▸ **Given problem**
Write out each line in which the string "name" is present.

** Start Given data **

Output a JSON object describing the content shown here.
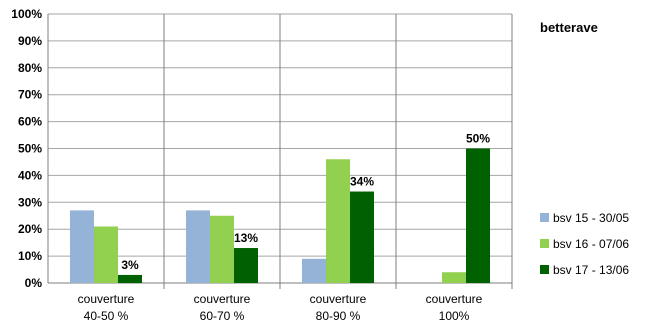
{
  "chart_data": {
    "type": "bar",
    "title": "betterave",
    "xlabel": "",
    "ylabel": "",
    "ylim": [
      0,
      100
    ],
    "yticks": [
      "0%",
      "10%",
      "20%",
      "30%",
      "40%",
      "50%",
      "60%",
      "70%",
      "80%",
      "90%",
      "100%"
    ],
    "grid": true,
    "legend_position": "right",
    "categories": [
      [
        "couverture",
        "40-50 %"
      ],
      [
        "couverture",
        "60-70 %"
      ],
      [
        "couverture",
        "80-90 %"
      ],
      [
        "couverture",
        "100%"
      ]
    ],
    "series": [
      {
        "name": "bsv 15 - 30/05",
        "color": "#95b3d7",
        "values": [
          27,
          27,
          9,
          0
        ]
      },
      {
        "name": "bsv 16 - 07/06",
        "color": "#92d050",
        "values": [
          21,
          25,
          46,
          4
        ]
      },
      {
        "name": "bsv 17 - 13/06",
        "color": "#006100",
        "values": [
          3,
          13,
          34,
          50
        ]
      }
    ],
    "data_labels": [
      {
        "series": 2,
        "category": 0,
        "text": "3%"
      },
      {
        "series": 2,
        "category": 1,
        "text": "13%"
      },
      {
        "series": 2,
        "category": 2,
        "text": "34%"
      },
      {
        "series": 2,
        "category": 3,
        "text": "50%"
      }
    ]
  }
}
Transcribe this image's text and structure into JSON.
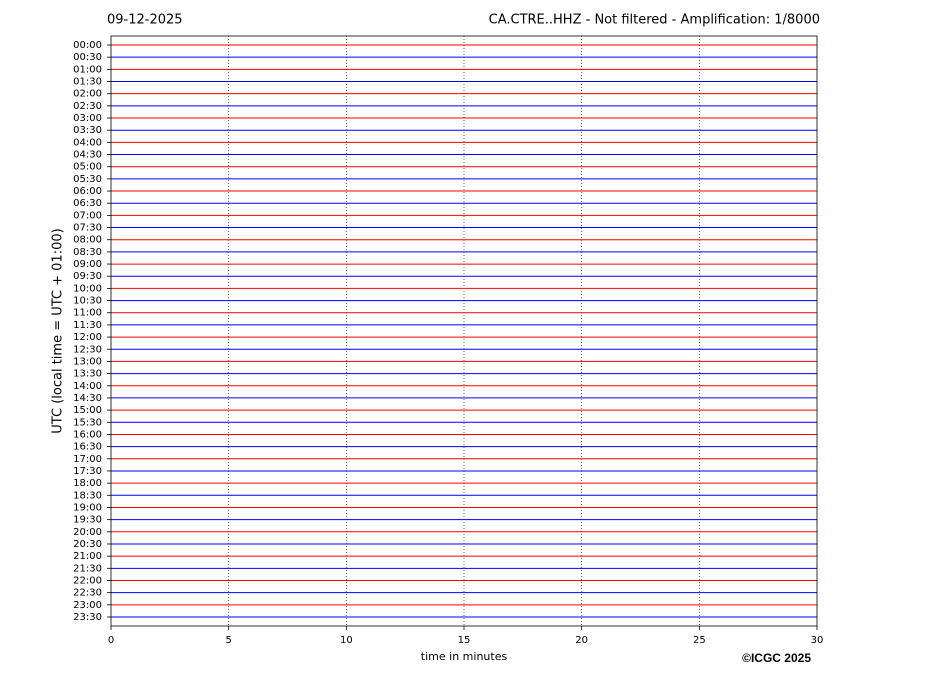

** End Given data **

▸ **Answer below**
        "name": "bsv 15 - 30/05",
        "name": "bsv 16 - 07/06",
        "name": "bsv 17 - 13/06",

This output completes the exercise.